Stated task
Without the pictures, reproduce the records that follow exactly.

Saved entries
------------------------------------------------------------

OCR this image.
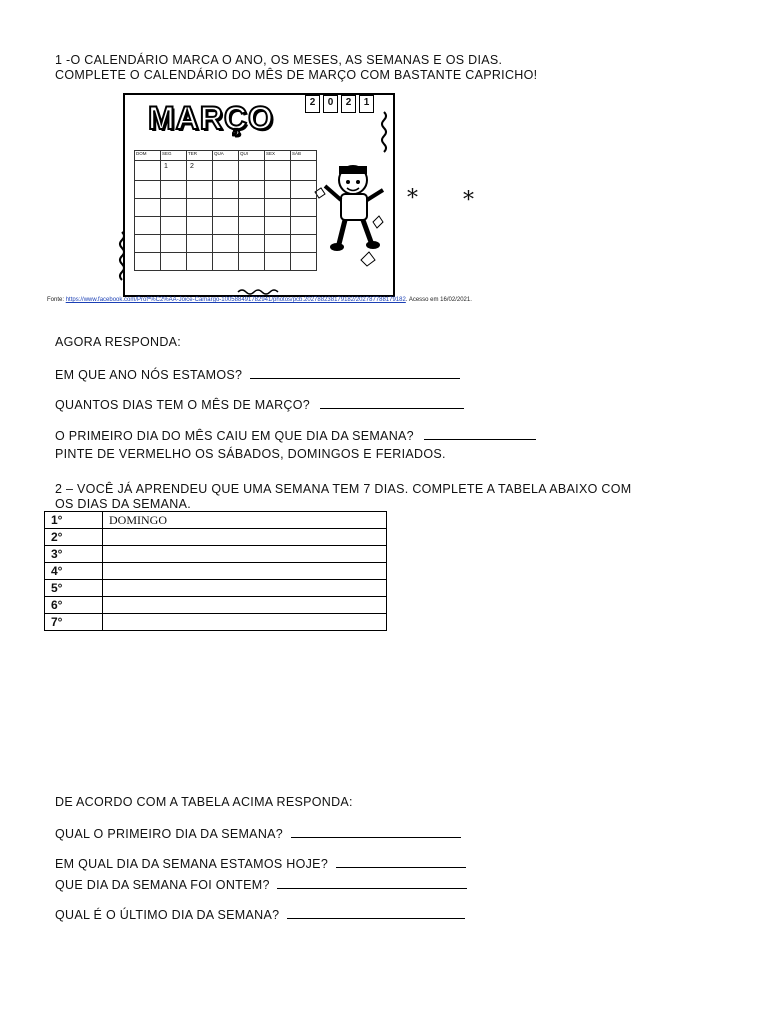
1 -O CALENDÁRIO MARCA O ANO, OS MESES, AS SEMANAS E OS DIAS.
COMPLETE O CALENDÁRIO DO MÊS DE MARÇO COM BASTANTE CAPRICHO!
MARÇO	2	0	2	1
DOM	SEG	TER	QUA	QUI	SEX	SÁB
	1	2				

* *
Fonte: https://www.facebook.com/Profª%C2%AA-Joice-Camargo-100588491782941/photos/pcb.202788238179182/202787788179182. Acesso em 16/02/2021.
AGORA RESPONDA:
EM QUE ANO NÓS ESTAMOS?
QUANTOS DIAS TEM O MÊS DE MARÇO?
O PRIMEIRO DIA DO MÊS CAIU EM QUE DIA DA SEMANA?
PINTE DE VERMELHO OS SÁBADOS, DOMINGOS E FERIADOS.
2 – VOCÊ JÁ APRENDEU QUE UMA SEMANA TEM 7 DIAS. COMPLETE A TABELA ABAIXO COM
OS DIAS DA SEMANA.
1°	DOMINGO
2°	
3°	
4°	
5°	
6°	
7°	
DE ACORDO COM A TABELA ACIMA RESPONDA:
QUAL O PRIMEIRO DIA DA SEMANA?
EM QUAL DIA DA SEMANA ESTAMOS HOJE?
QUE DIA DA SEMANA FOI ONTEM?
QUAL É O ÚLTIMO DIA DA SEMANA?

------------------------------------------------------------

Answer to this problem
OCR this image.
1 -O CALENDÁRIO MARCA O ANO, OS MESES, AS SEMANAS E OS DIAS.
COMPLETE O CALENDÁRIO DO MÊS DE MARÇO COM BASTANTE CAPRICHO!
MARÇO	2	0	2	1
DOM	SEG	TER	QUA	QUI	SEX	SÁB
	1	2				

* *
Fonte: https://www.facebook.com/Profª%C2%AA-Joice-Camargo-100588491782941/photos/pcb.202788238179182/202787788179182. Acesso em 16/02/2021.
AGORA RESPONDA:
EM QUE ANO NÓS ESTAMOS?
QUANTOS DIAS TEM O MÊS DE MARÇO?
O PRIMEIRO DIA DO MÊS CAIU EM QUE DIA DA SEMANA?
PINTE DE VERMELHO OS SÁBADOS, DOMINGOS E FERIADOS.
2 – VOCÊ JÁ APRENDEU QUE UMA SEMANA TEM 7 DIAS. COMPLETE A TABELA ABAIXO COM
OS DIAS DA SEMANA.
1°	DOMINGO
2°	
3°	
4°	
5°	
6°	
7°	
DE ACORDO COM A TABELA ACIMA RESPONDA:
QUAL O PRIMEIRO DIA DA SEMANA?
EM QUAL DIA DA SEMANA ESTAMOS HOJE?
QUE DIA DA SEMANA FOI ONTEM?
QUAL É O ÚLTIMO DIA DA SEMANA?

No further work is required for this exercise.